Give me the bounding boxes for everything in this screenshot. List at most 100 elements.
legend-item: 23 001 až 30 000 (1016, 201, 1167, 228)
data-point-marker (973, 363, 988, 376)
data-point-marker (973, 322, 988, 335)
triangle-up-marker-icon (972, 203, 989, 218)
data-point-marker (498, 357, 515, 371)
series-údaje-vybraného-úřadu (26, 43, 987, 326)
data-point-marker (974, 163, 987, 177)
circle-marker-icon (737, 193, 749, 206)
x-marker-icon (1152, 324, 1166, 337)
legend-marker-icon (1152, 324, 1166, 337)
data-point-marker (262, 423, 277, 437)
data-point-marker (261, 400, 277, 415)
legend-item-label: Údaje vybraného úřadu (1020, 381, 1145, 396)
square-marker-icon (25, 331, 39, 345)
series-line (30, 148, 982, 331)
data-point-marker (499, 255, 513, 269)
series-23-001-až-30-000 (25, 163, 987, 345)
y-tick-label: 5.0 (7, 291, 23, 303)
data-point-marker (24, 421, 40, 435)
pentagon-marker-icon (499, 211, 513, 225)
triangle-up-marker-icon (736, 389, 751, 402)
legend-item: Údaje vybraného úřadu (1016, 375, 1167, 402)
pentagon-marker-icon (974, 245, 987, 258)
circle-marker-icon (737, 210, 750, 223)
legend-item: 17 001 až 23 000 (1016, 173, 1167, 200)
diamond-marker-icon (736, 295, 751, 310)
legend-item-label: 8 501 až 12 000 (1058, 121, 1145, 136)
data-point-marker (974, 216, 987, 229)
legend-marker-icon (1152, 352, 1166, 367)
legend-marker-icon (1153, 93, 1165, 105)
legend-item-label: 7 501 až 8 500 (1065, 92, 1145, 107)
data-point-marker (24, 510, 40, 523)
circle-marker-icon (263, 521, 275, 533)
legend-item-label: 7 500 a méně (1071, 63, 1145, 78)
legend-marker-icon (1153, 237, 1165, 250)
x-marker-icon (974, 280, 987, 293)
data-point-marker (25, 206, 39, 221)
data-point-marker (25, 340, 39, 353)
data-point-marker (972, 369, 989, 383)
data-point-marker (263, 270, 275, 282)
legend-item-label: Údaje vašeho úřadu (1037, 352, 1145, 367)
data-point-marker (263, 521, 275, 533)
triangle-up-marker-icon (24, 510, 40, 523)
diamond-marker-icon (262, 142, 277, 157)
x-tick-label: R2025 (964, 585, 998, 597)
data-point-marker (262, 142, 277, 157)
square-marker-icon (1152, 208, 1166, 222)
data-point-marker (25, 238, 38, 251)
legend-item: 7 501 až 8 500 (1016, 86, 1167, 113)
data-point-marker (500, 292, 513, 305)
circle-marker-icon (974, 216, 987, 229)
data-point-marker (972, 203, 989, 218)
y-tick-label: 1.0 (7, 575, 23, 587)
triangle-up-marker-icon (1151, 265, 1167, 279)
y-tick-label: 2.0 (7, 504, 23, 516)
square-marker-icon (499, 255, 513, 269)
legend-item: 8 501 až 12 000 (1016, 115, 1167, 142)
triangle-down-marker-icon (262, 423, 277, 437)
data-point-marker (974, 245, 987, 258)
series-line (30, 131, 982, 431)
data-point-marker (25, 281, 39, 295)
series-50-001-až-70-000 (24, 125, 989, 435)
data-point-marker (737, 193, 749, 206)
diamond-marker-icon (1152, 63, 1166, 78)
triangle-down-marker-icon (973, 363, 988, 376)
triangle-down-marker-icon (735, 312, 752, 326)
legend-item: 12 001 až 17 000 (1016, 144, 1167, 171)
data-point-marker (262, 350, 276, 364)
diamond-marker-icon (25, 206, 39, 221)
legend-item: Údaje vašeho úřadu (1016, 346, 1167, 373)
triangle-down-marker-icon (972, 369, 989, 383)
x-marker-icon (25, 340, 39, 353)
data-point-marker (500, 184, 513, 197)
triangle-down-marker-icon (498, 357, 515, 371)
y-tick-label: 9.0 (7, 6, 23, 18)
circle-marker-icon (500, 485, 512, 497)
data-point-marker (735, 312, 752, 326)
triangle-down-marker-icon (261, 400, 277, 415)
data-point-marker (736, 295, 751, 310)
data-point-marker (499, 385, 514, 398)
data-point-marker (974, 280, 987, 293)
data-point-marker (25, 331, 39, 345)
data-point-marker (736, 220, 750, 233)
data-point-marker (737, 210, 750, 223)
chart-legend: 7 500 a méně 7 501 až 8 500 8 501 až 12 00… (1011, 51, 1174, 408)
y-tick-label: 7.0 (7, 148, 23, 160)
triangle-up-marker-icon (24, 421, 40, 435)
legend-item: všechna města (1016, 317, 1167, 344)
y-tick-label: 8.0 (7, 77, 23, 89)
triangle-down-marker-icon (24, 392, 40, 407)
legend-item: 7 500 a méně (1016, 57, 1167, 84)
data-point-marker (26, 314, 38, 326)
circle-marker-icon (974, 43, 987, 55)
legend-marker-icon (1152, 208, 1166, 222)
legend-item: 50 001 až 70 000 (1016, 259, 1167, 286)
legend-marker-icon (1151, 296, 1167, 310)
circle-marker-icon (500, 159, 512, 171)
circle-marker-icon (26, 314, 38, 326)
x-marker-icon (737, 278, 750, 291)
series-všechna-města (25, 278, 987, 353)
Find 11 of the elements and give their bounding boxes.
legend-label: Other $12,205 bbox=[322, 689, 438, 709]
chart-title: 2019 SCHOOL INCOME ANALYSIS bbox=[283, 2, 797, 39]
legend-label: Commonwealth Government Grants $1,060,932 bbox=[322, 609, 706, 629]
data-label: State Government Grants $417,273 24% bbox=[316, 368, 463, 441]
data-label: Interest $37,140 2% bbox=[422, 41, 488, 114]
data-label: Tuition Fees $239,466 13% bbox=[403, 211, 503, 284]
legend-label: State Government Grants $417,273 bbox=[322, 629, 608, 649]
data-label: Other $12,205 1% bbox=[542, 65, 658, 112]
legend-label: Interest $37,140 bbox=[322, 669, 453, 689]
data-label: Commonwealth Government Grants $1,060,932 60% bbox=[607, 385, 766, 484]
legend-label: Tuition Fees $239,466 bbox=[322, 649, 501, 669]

■ ■ ■ ■

• _Task details_: Reproduce the whole listing above line for line, with no changes.

• _Output for this exercise_:
Give me the bounding boxes for everything in this screenshot. List at most 100 elements.
legend-item: 23 001 až 30 000 (1016, 201, 1167, 228)
data-point-marker (973, 363, 988, 376)
data-point-marker (973, 322, 988, 335)
triangle-up-marker-icon (972, 203, 989, 218)
data-point-marker (498, 357, 515, 371)
series-údaje-vybraného-úřadu (26, 43, 987, 326)
data-point-marker (974, 163, 987, 177)
circle-marker-icon (737, 193, 749, 206)
x-marker-icon (1152, 324, 1166, 337)
legend-marker-icon (1152, 324, 1166, 337)
data-point-marker (262, 423, 277, 437)
data-point-marker (261, 400, 277, 415)
legend-item-label: Údaje vybraného úřadu (1020, 381, 1145, 396)
square-marker-icon (25, 331, 39, 345)
series-line (30, 148, 982, 331)
data-point-marker (499, 255, 513, 269)
series-23-001-až-30-000 (25, 163, 987, 345)
y-tick-label: 5.0 (7, 291, 23, 303)
data-point-marker (24, 421, 40, 435)
pentagon-marker-icon (499, 211, 513, 225)
triangle-up-marker-icon (736, 389, 751, 402)
legend-item: Údaje vybraného úřadu (1016, 375, 1167, 402)
pentagon-marker-icon (974, 245, 987, 258)
circle-marker-icon (737, 210, 750, 223)
legend-item: 17 001 až 23 000 (1016, 173, 1167, 200)
diamond-marker-icon (736, 295, 751, 310)
legend-item-label: 8 501 až 12 000 (1058, 121, 1145, 136)
data-point-marker (974, 216, 987, 229)
legend-marker-icon (1152, 352, 1166, 367)
legend-marker-icon (1153, 93, 1165, 105)
legend-item-label: 7 501 až 8 500 (1065, 92, 1145, 107)
data-point-marker (24, 510, 40, 523)
circle-marker-icon (263, 521, 275, 533)
legend-item-label: 7 500 a méně (1071, 63, 1145, 78)
legend-marker-icon (1153, 237, 1165, 250)
x-marker-icon (974, 280, 987, 293)
data-point-marker (25, 206, 39, 221)
data-point-marker (25, 340, 39, 353)
data-point-marker (972, 369, 989, 383)
data-point-marker (263, 270, 275, 282)
legend-item-label: Údaje vašeho úřadu (1037, 352, 1145, 367)
data-point-marker (263, 521, 275, 533)
triangle-up-marker-icon (24, 510, 40, 523)
diamond-marker-icon (262, 142, 277, 157)
x-tick-label: R2025 (964, 585, 998, 597)
data-point-marker (262, 142, 277, 157)
square-marker-icon (1152, 208, 1166, 222)
data-point-marker (25, 238, 38, 251)
legend-item: 7 501 až 8 500 (1016, 86, 1167, 113)
data-point-marker (500, 292, 513, 305)
circle-marker-icon (974, 216, 987, 229)
data-point-marker (972, 203, 989, 218)
y-tick-label: 1.0 (7, 575, 23, 587)
triangle-up-marker-icon (1151, 265, 1167, 279)
y-tick-label: 2.0 (7, 504, 23, 516)
square-marker-icon (499, 255, 513, 269)
legend-item: 8 501 až 12 000 (1016, 115, 1167, 142)
triangle-down-marker-icon (262, 423, 277, 437)
data-point-marker (974, 245, 987, 258)
series-line (30, 131, 982, 431)
data-point-marker (25, 281, 39, 295)
series-50-001-až-70-000 (24, 125, 989, 435)
data-point-marker (737, 193, 749, 206)
diamond-marker-icon (1152, 63, 1166, 78)
triangle-down-marker-icon (973, 363, 988, 376)
triangle-down-marker-icon (735, 312, 752, 326)
legend-item: 12 001 až 17 000 (1016, 144, 1167, 171)
data-point-marker (262, 350, 276, 364)
diamond-marker-icon (25, 206, 39, 221)
legend-item: Údaje vašeho úřadu (1016, 346, 1167, 373)
triangle-down-marker-icon (972, 369, 989, 383)
x-marker-icon (25, 340, 39, 353)
data-point-marker (500, 184, 513, 197)
triangle-down-marker-icon (498, 357, 515, 371)
y-tick-label: 9.0 (7, 6, 23, 18)
circle-marker-icon (500, 485, 512, 497)
data-point-marker (735, 312, 752, 326)
triangle-down-marker-icon (261, 400, 277, 415)
data-point-marker (736, 295, 751, 310)
data-point-marker (499, 385, 514, 398)
data-point-marker (974, 280, 987, 293)
data-point-marker (25, 331, 39, 345)
data-point-marker (736, 220, 750, 233)
data-point-marker (737, 210, 750, 223)
chart-legend: 7 500 a méně 7 501 až 8 500 8 501 až 12 00… (1011, 51, 1174, 408)
y-tick-label: 7.0 (7, 148, 23, 160)
triangle-up-marker-icon (24, 421, 40, 435)
legend-item: všechna města (1016, 317, 1167, 344)
y-tick-label: 8.0 (7, 77, 23, 89)
triangle-down-marker-icon (24, 392, 40, 407)
legend-item: 7 500 a méně (1016, 57, 1167, 84)
data-point-marker (26, 314, 38, 326)
circle-marker-icon (974, 43, 987, 55)
legend-marker-icon (1152, 208, 1166, 222)
legend-item: 50 001 až 70 000 (1016, 259, 1167, 286)
legend-marker-icon (1151, 296, 1167, 310)
circle-marker-icon (500, 159, 512, 171)
circle-marker-icon (26, 314, 38, 326)
x-marker-icon (737, 278, 750, 291)
series-všechna-města (25, 278, 987, 353)
Find 11 of the elements and give their bounding boxes.
legend-label: Other $12,205 bbox=[322, 689, 438, 709]
chart-title: 2019 SCHOOL INCOME ANALYSIS bbox=[283, 2, 797, 39]
legend-label: Commonwealth Government Grants $1,060,932 bbox=[322, 609, 706, 629]
data-label: State Government Grants $417,273 24% bbox=[316, 368, 463, 441]
data-label: Interest $37,140 2% bbox=[422, 41, 488, 114]
data-label: Tuition Fees $239,466 13% bbox=[403, 211, 503, 284]
legend-label: State Government Grants $417,273 bbox=[322, 629, 608, 649]
data-label: Other $12,205 1% bbox=[542, 65, 658, 112]
legend-label: Interest $37,140 bbox=[322, 669, 453, 689]
data-label: Commonwealth Government Grants $1,060,932 60% bbox=[607, 385, 766, 484]
legend-label: Tuition Fees $239,466 bbox=[322, 649, 501, 669]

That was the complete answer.